Work instructions = Transcribe each record exactly. Include every one.
◇ ◇ ◇
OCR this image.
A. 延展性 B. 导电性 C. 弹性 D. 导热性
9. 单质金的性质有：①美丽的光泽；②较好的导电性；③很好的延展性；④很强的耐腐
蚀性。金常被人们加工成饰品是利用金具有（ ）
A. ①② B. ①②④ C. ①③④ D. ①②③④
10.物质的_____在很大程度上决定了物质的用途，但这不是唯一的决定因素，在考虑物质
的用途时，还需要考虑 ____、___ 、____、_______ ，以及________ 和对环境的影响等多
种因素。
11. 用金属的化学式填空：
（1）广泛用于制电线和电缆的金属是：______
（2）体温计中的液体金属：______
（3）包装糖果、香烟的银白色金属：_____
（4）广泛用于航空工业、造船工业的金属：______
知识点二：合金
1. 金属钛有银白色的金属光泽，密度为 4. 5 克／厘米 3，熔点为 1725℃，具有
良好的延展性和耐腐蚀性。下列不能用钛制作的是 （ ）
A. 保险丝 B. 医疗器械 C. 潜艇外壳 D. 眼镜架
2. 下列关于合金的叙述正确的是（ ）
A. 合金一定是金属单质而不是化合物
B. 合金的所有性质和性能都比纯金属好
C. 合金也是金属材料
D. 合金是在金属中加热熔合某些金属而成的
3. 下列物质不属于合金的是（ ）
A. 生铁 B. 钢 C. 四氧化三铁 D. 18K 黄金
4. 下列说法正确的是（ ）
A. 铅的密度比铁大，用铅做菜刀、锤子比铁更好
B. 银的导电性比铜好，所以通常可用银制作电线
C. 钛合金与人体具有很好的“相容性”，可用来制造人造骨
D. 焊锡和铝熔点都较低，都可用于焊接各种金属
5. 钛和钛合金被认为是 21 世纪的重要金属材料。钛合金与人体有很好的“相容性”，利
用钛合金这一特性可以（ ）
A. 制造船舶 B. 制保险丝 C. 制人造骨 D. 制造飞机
◇ ◇ ◇
Final result =
OCR this image.
A. 延展性 B. 导电性 C. 弹性 D. 导热性
9. 单质金的性质有：①美丽的光泽；②较好的导电性；③很好的延展性；④很强的耐腐
蚀性。金常被人们加工成饰品是利用金具有（ ）
A. ①② B. ①②④ C. ①③④ D. ①②③④
10.物质的_____在很大程度上决定了物质的用途，但这不是唯一的决定因素，在考虑物质
的用途时，还需要考虑 ____、___ 、____、_______ ，以及________ 和对环境的影响等多
种因素。
11. 用金属的化学式填空：
（1）广泛用于制电线和电缆的金属是：______
（2）体温计中的液体金属：______
（3）包装糖果、香烟的银白色金属：_____
（4）广泛用于航空工业、造船工业的金属：______
知识点二：合金
1. 金属钛有银白色的金属光泽，密度为 4. 5 克／厘米 3，熔点为 1725℃，具有
良好的延展性和耐腐蚀性。下列不能用钛制作的是 （ ）
A. 保险丝 B. 医疗器械 C. 潜艇外壳 D. 眼镜架
2. 下列关于合金的叙述正确的是（ ）
A. 合金一定是金属单质而不是化合物
B. 合金的所有性质和性能都比纯金属好
C. 合金也是金属材料
D. 合金是在金属中加热熔合某些金属而成的
3. 下列物质不属于合金的是（ ）
A. 生铁 B. 钢 C. 四氧化三铁 D. 18K 黄金
4. 下列说法正确的是（ ）
A. 铅的密度比铁大，用铅做菜刀、锤子比铁更好
B. 银的导电性比铜好，所以通常可用银制作电线
C. 钛合金与人体具有很好的“相容性”，可用来制造人造骨
D. 焊锡和铝熔点都较低，都可用于焊接各种金属
5. 钛和钛合金被认为是 21 世纪的重要金属材料。钛合金与人体有很好的“相容性”，利
用钛合金这一特性可以（ ）
A. 制造船舶 B. 制保险丝 C. 制人造骨 D. 制造飞机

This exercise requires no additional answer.